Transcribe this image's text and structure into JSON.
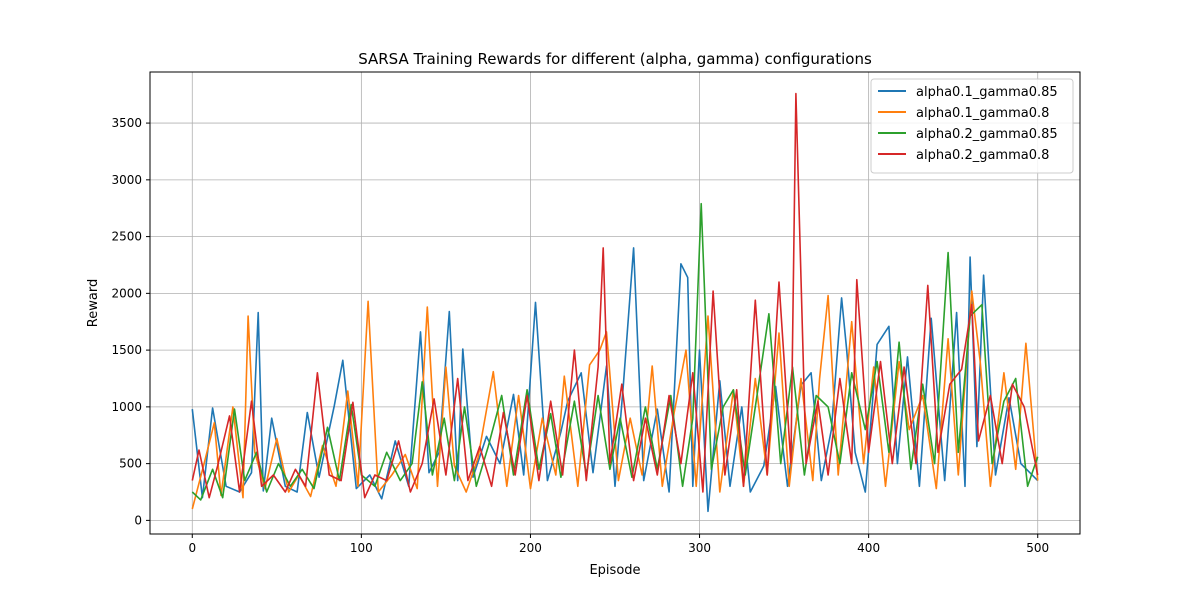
{
  "chart_data": {
    "type": "line",
    "title": "SARSA Training Rewards for different (alpha, gamma) configurations",
    "xlabel": "Episode",
    "ylabel": "Reward",
    "xlim": [
      -25,
      525
    ],
    "ylim": [
      -120,
      3950
    ],
    "xticks": [
      0,
      100,
      200,
      300,
      400,
      500
    ],
    "yticks": [
      0,
      500,
      1000,
      1500,
      2000,
      2500,
      3000,
      3500
    ],
    "grid": true,
    "legend_position": "top-right",
    "series": [
      {
        "name": "alpha0.1_gamma0.85",
        "color": "#1f77b4",
        "x": [
          0,
          6,
          12,
          20,
          28,
          35,
          39,
          42,
          47,
          55,
          62,
          68,
          75,
          84,
          89,
          97,
          105,
          112,
          120,
          128,
          135,
          140,
          146,
          152,
          157,
          160,
          166,
          174,
          182,
          190,
          196,
          203,
          210,
          218,
          222,
          230,
          237,
          245,
          250,
          255,
          261,
          267,
          275,
          282,
          289,
          293,
          296,
          300,
          305,
          312,
          318,
          325,
          330,
          338,
          345,
          352,
          360,
          366,
          372,
          378,
          384,
          387,
          392,
          398,
          405,
          412,
          417,
          423,
          430,
          437,
          445,
          452,
          457,
          460,
          464,
          468,
          475,
          483,
          490,
          500
        ],
        "y": [
          980,
          200,
          990,
          300,
          250,
          420,
          1830,
          260,
          900,
          300,
          250,
          950,
          380,
          1010,
          1410,
          280,
          400,
          190,
          700,
          300,
          1660,
          420,
          600,
          1840,
          350,
          1510,
          380,
          740,
          500,
          1110,
          400,
          1920,
          350,
          780,
          1050,
          1300,
          420,
          1360,
          300,
          1210,
          2400,
          350,
          980,
          250,
          2260,
          2140,
          300,
          1500,
          80,
          1230,
          300,
          1000,
          250,
          480,
          1180,
          300,
          1190,
          1300,
          350,
          800,
          1960,
          1500,
          600,
          250,
          1550,
          1710,
          500,
          1440,
          300,
          1780,
          350,
          1830,
          300,
          2320,
          650,
          2160,
          400,
          1080,
          500,
          350
        ]
      },
      {
        "name": "alpha0.1_gamma0.8",
        "color": "#ff7f0e",
        "x": [
          0,
          7,
          13,
          17,
          24,
          30,
          33,
          37,
          43,
          50,
          57,
          63,
          70,
          77,
          85,
          92,
          98,
          104,
          110,
          118,
          126,
          133,
          139,
          145,
          150,
          155,
          162,
          169,
          178,
          186,
          193,
          200,
          207,
          215,
          220,
          228,
          235,
          241,
          245,
          252,
          259,
          266,
          272,
          278,
          285,
          292,
          298,
          305,
          312,
          320,
          326,
          333,
          340,
          347,
          353,
          360,
          367,
          371,
          376,
          382,
          390,
          397,
          403,
          410,
          418,
          424,
          432,
          440,
          447,
          453,
          461,
          466,
          472,
          480,
          487,
          493,
          500
        ],
        "y": [
          100,
          500,
          860,
          220,
          1000,
          200,
          1800,
          600,
          280,
          720,
          250,
          400,
          210,
          660,
          300,
          1140,
          300,
          1930,
          250,
          400,
          580,
          280,
          1880,
          300,
          1350,
          480,
          250,
          550,
          1310,
          300,
          1100,
          280,
          900,
          400,
          1270,
          300,
          1370,
          1500,
          1660,
          350,
          900,
          400,
          1360,
          300,
          950,
          1500,
          300,
          1800,
          250,
          1150,
          300,
          1250,
          400,
          1650,
          300,
          1250,
          350,
          1250,
          1980,
          400,
          1750,
          500,
          1350,
          300,
          1400,
          800,
          1100,
          280,
          1600,
          400,
          2020,
          1400,
          300,
          1300,
          450,
          1560,
          350
        ]
      },
      {
        "name": "alpha0.2_gamma0.85",
        "color": "#2ca02c",
        "x": [
          0,
          5,
          12,
          18,
          25,
          31,
          38,
          44,
          51,
          58,
          65,
          72,
          80,
          87,
          94,
          100,
          108,
          115,
          123,
          130,
          136,
          142,
          149,
          155,
          161,
          168,
          175,
          183,
          190,
          198,
          205,
          212,
          218,
          226,
          233,
          240,
          247,
          253,
          260,
          268,
          275,
          283,
          290,
          296,
          301,
          307,
          314,
          320,
          327,
          334,
          341,
          348,
          355,
          362,
          369,
          376,
          383,
          390,
          398,
          405,
          412,
          418,
          425,
          432,
          439,
          447,
          453,
          460,
          467,
          473,
          480,
          487,
          494,
          500
        ],
        "y": [
          250,
          180,
          450,
          200,
          980,
          350,
          600,
          250,
          500,
          300,
          450,
          280,
          820,
          350,
          1020,
          400,
          300,
          600,
          350,
          500,
          1220,
          400,
          900,
          350,
          1000,
          300,
          650,
          1100,
          400,
          1150,
          450,
          940,
          380,
          1050,
          400,
          1100,
          450,
          900,
          380,
          1000,
          450,
          1100,
          300,
          900,
          2790,
          450,
          1000,
          1150,
          400,
          1100,
          1820,
          500,
          1350,
          400,
          1100,
          1000,
          500,
          1300,
          800,
          1400,
          600,
          1570,
          450,
          1200,
          500,
          2360,
          600,
          1800,
          1900,
          500,
          1050,
          1250,
          300,
          560
        ]
      },
      {
        "name": "alpha0.2_gamma0.8",
        "color": "#d62728",
        "x": [
          0,
          4,
          10,
          15,
          22,
          28,
          35,
          41,
          48,
          55,
          61,
          67,
          74,
          81,
          88,
          95,
          102,
          108,
          115,
          122,
          129,
          136,
          143,
          150,
          157,
          163,
          170,
          177,
          184,
          191,
          198,
          205,
          212,
          219,
          226,
          233,
          240,
          243,
          247,
          254,
          261,
          268,
          275,
          282,
          289,
          296,
          302,
          308,
          315,
          322,
          326,
          333,
          340,
          347,
          354,
          357,
          363,
          370,
          376,
          383,
          390,
          393,
          400,
          407,
          414,
          421,
          428,
          435,
          441,
          448,
          455,
          461,
          465,
          472,
          479,
          485,
          492,
          500
        ],
        "y": [
          350,
          620,
          200,
          480,
          920,
          250,
          1050,
          300,
          400,
          250,
          450,
          300,
          1300,
          400,
          350,
          1040,
          200,
          400,
          350,
          700,
          250,
          500,
          1070,
          400,
          1250,
          350,
          650,
          300,
          950,
          400,
          1100,
          350,
          1050,
          400,
          1500,
          350,
          1350,
          2400,
          500,
          1200,
          350,
          900,
          400,
          1100,
          500,
          1300,
          250,
          2020,
          400,
          1150,
          300,
          1940,
          400,
          2100,
          500,
          3760,
          500,
          1050,
          400,
          1250,
          500,
          2120,
          600,
          1400,
          500,
          1350,
          500,
          2070,
          600,
          1200,
          1330,
          1900,
          700,
          1100,
          500,
          1200,
          1000,
          400
        ]
      }
    ]
  }
}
════
GIVEN EXERCISE
From the data, pick out every line that includes "name".

SOLUTION FOR THIS TASK
        "name": "alpha0.1_gamma0.85",
        "name": "alpha0.1_gamma0.8",
        "name": "alpha0.2_gamma0.85",
        "name": "alpha0.2_gamma0.8",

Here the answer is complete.